TASK PROMPT:
Convert each line of the items into a JSON list of strings, one string per line, omitting blank lines and leaving out the pictures.

(Dataset records)

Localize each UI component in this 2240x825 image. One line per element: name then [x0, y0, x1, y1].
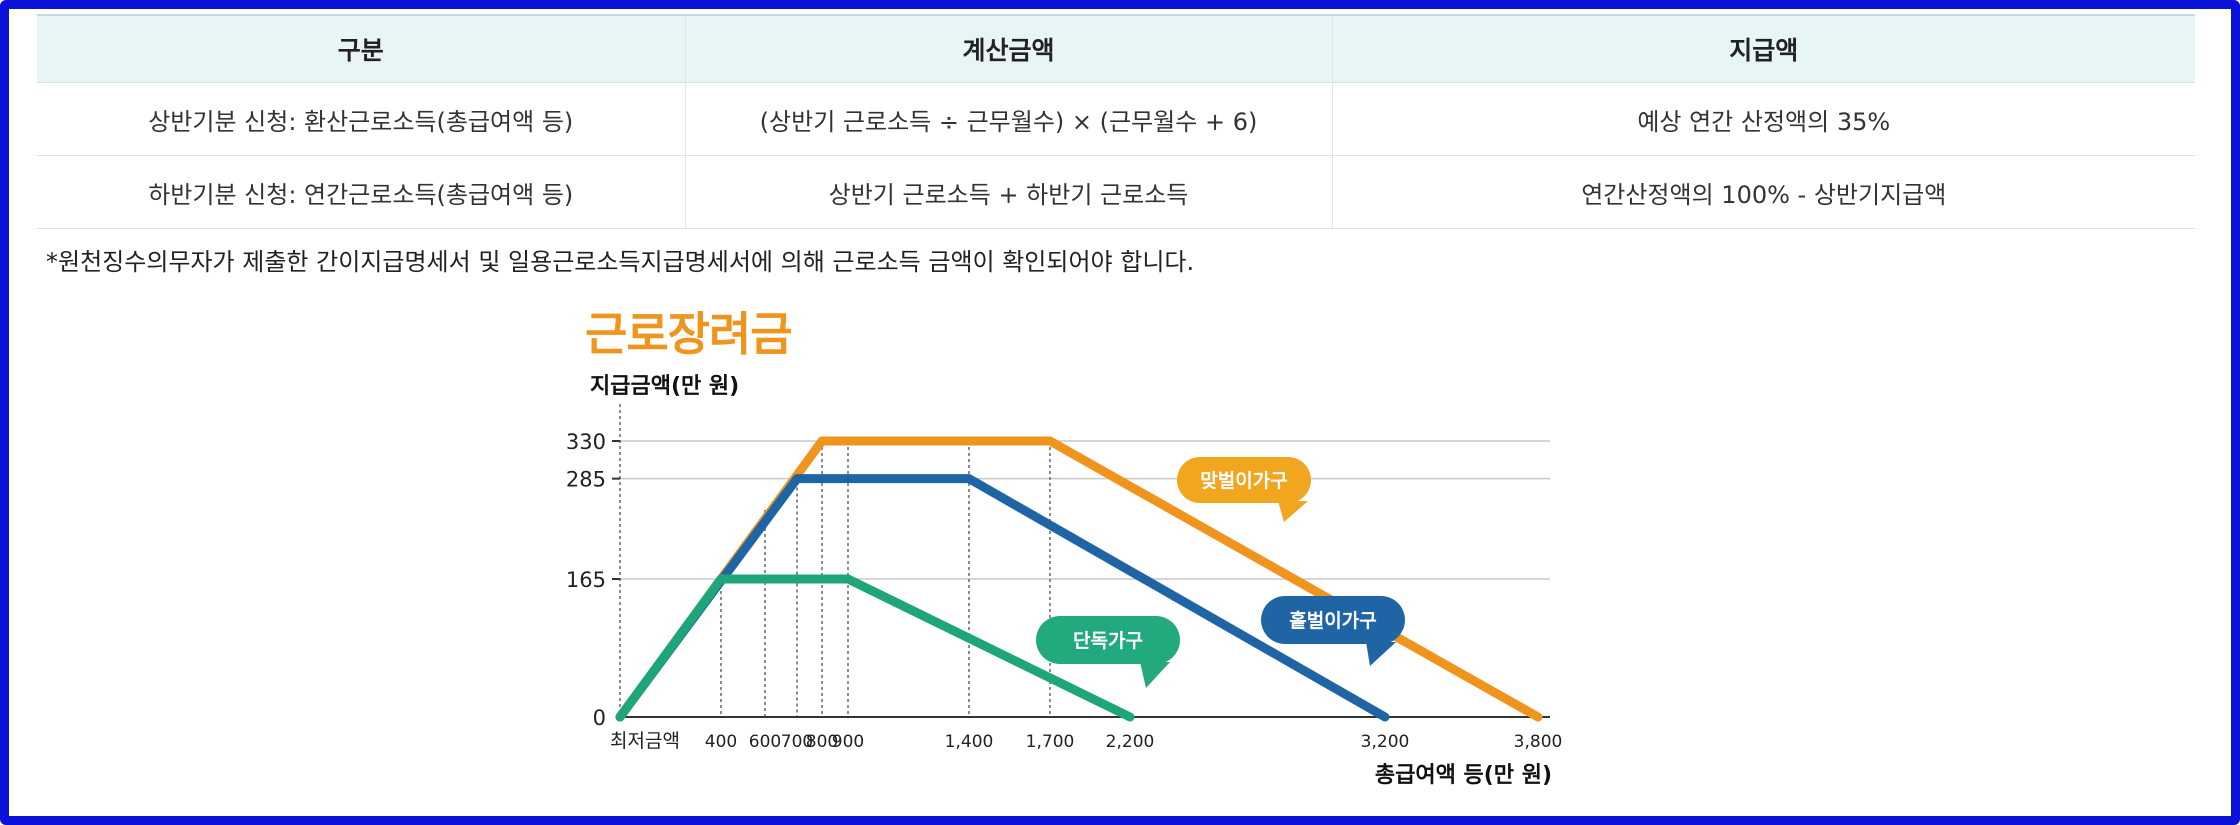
cell-second-half-calculation: 상반기 근로소득 + 하반기 근로소득: [685, 155, 1333, 229]
y-tick-label-330: 330: [566, 430, 606, 454]
series-label-2: 단독가구: [1073, 630, 1143, 652]
info-table: 구분 계산금액 지급액 상반기분 신청: 환산근로소득(총급여액 등) (상반기…: [37, 14, 2195, 229]
y-tick-label-0: 0: [593, 706, 606, 730]
series-label-tail-0: [1278, 501, 1308, 522]
series-line-1: [615, 474, 1390, 722]
footnote: *원천징수의무자가 제출한 간이지급명세서 및 일용근로소득지급명세서에 의해 …: [46, 248, 1195, 276]
series-label-tail-2: [1140, 662, 1170, 688]
series-label-0: 맞벌이가구: [1200, 470, 1287, 492]
cell-first-half-calculation: (상반기 근로소득 ÷ 근무월수) × (근무월수 + 6): [685, 82, 1333, 156]
header-category: 구분: [37, 14, 686, 83]
x-tick-label-800: 800: [806, 732, 838, 752]
x-tick-label-3200: 3,200: [1361, 732, 1410, 752]
table-row: 하반기분 신청: 연간근로소득(총급여액 등) 상반기 근로소득 + 하반기 근…: [37, 155, 2195, 229]
x-tick-label-1400: 1,400: [945, 732, 994, 752]
series-label-bubble-1: [1261, 596, 1405, 644]
header-payment: 지급액: [1332, 14, 2195, 83]
table-header-row: 구분 계산금액 지급액: [37, 14, 2195, 83]
cell-second-half-payment: 연간산정액의 100% - 상반기지급액: [1332, 155, 2195, 229]
chart-title: 근로장려금: [585, 307, 793, 361]
series-label-tail-1: [1366, 642, 1396, 666]
header-calculation: 계산금액: [685, 14, 1333, 83]
cell-first-half-payment: 예상 연간 산정액의 35%: [1332, 82, 2195, 156]
x-axis-label: 총급여액 등(만 원): [1375, 763, 1552, 788]
series-line-2: [615, 574, 1135, 722]
x-tick-label-700: 700: [781, 732, 813, 752]
series-label-bubble-0: [1177, 457, 1311, 503]
x-tick-label-2200: 2,200: [1106, 732, 1155, 752]
cell-second-half-category: 하반기분 신청: 연간근로소득(총급여액 등): [37, 155, 686, 229]
x-tick-label-600: 600: [749, 732, 781, 752]
x-tick-label-400: 400: [705, 732, 737, 752]
cell-first-half-category: 상반기분 신청: 환산근로소득(총급여액 등): [37, 82, 686, 156]
y-tick-label-165: 165: [566, 568, 606, 592]
y-tick-label-285: 285: [566, 468, 606, 492]
x-tick-label-3800: 3,800: [1514, 732, 1563, 752]
series-label-bubble-2: [1036, 616, 1180, 664]
series-label-1: 홑벌이가구: [1289, 609, 1376, 632]
x-tick-label-900: 900: [832, 732, 864, 752]
x-origin-label: 최저금액: [610, 730, 680, 752]
x-tick-label-1700: 1,700: [1026, 732, 1075, 752]
table-row: 상반기분 신청: 환산근로소득(총급여액 등) (상반기 근로소득 ÷ 근무월수…: [37, 82, 2195, 156]
y-axis-label: 지급금액(만 원): [590, 374, 739, 399]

CORRECT OUTPUT:
[
  "Localize each UI component in this 2240x825 image. One line per element: name then [x0, y0, x1, y1].",
  "cell-second-half-calculation: 상반기 근로소득 + 하반기 근로소득: [685, 155, 1333, 229]",
  "y-tick-label-330: 330: [566, 430, 606, 454]",
  "series-label-2: 단독가구: [1073, 630, 1143, 652]",
  "info-table: 구분 계산금액 지급액 상반기분 신청: 환산근로소득(총급여액 등) (상반기…: [37, 14, 2195, 229]",
  "y-tick-label-0: 0: [593, 706, 606, 730]",
  "series-label-tail-0: [1278, 501, 1308, 522]",
  "series-line-1: [615, 474, 1390, 722]",
  "footnote: *원천징수의무자가 제출한 간이지급명세서 및 일용근로소득지급명세서에 의해 …: [46, 248, 1195, 276]",
  "series-label-tail-2: [1140, 662, 1170, 688]",
  "series-label-0: 맞벌이가구: [1200, 470, 1287, 492]",
  "cell-first-half-calculation: (상반기 근로소득 ÷ 근무월수) × (근무월수 + 6): [685, 82, 1333, 156]",
  "header-category: 구분: [37, 14, 686, 83]",
  "x-tick-label-800: 800: [806, 732, 838, 752]",
  "x-tick-label-3200: 3,200: [1361, 732, 1410, 752]",
  "table-row: 하반기분 신청: 연간근로소득(총급여액 등) 상반기 근로소득 + 하반기 근…: [37, 155, 2195, 229]",
  "x-tick-label-1400: 1,400: [945, 732, 994, 752]",
  "series-label-bubble-1: [1261, 596, 1405, 644]",
  "header-payment: 지급액: [1332, 14, 2195, 83]",
  "table-header-row: 구분 계산금액 지급액: [37, 14, 2195, 83]",
  "cell-second-half-payment: 연간산정액의 100% - 상반기지급액: [1332, 155, 2195, 229]",
  "chart-title: 근로장려금: [585, 307, 793, 361]",
  "series-label-tail-1: [1366, 642, 1396, 666]",
  "header-calculation: 계산금액: [685, 14, 1333, 83]",
  "cell-first-half-payment: 예상 연간 산정액의 35%: [1332, 82, 2195, 156]",
  "x-axis-label: 총급여액 등(만 원): [1375, 763, 1552, 788]",
  "series-line-2: [615, 574, 1135, 722]",
  "x-tick-label-700: 700: [781, 732, 813, 752]",
  "series-label-bubble-0: [1177, 457, 1311, 503]",
  "x-tick-label-2200: 2,200: [1106, 732, 1155, 752]",
  "cell-second-half-category: 하반기분 신청: 연간근로소득(총급여액 등): [37, 155, 686, 229]",
  "x-tick-label-600: 600: [749, 732, 781, 752]",
  "x-tick-label-400: 400: [705, 732, 737, 752]",
  "cell-first-half-category: 상반기분 신청: 환산근로소득(총급여액 등): [37, 82, 686, 156]",
  "y-tick-label-165: 165: [566, 568, 606, 592]",
  "y-tick-label-285: 285: [566, 468, 606, 492]",
  "x-tick-label-3800: 3,800: [1514, 732, 1563, 752]",
  "series-label-bubble-2: [1036, 616, 1180, 664]",
  "series-label-1: 홑벌이가구: [1289, 609, 1376, 632]",
  "x-tick-label-900: 900: [832, 732, 864, 752]",
  "x-origin-label: 최저금액: [610, 730, 680, 752]",
  "x-tick-label-1700: 1,700: [1026, 732, 1075, 752]",
  "table-row: 상반기분 신청: 환산근로소득(총급여액 등) (상반기 근로소득 ÷ 근무월수…: [37, 82, 2195, 156]",
  "y-axis-label: 지급금액(만 원): [590, 374, 739, 399]"
]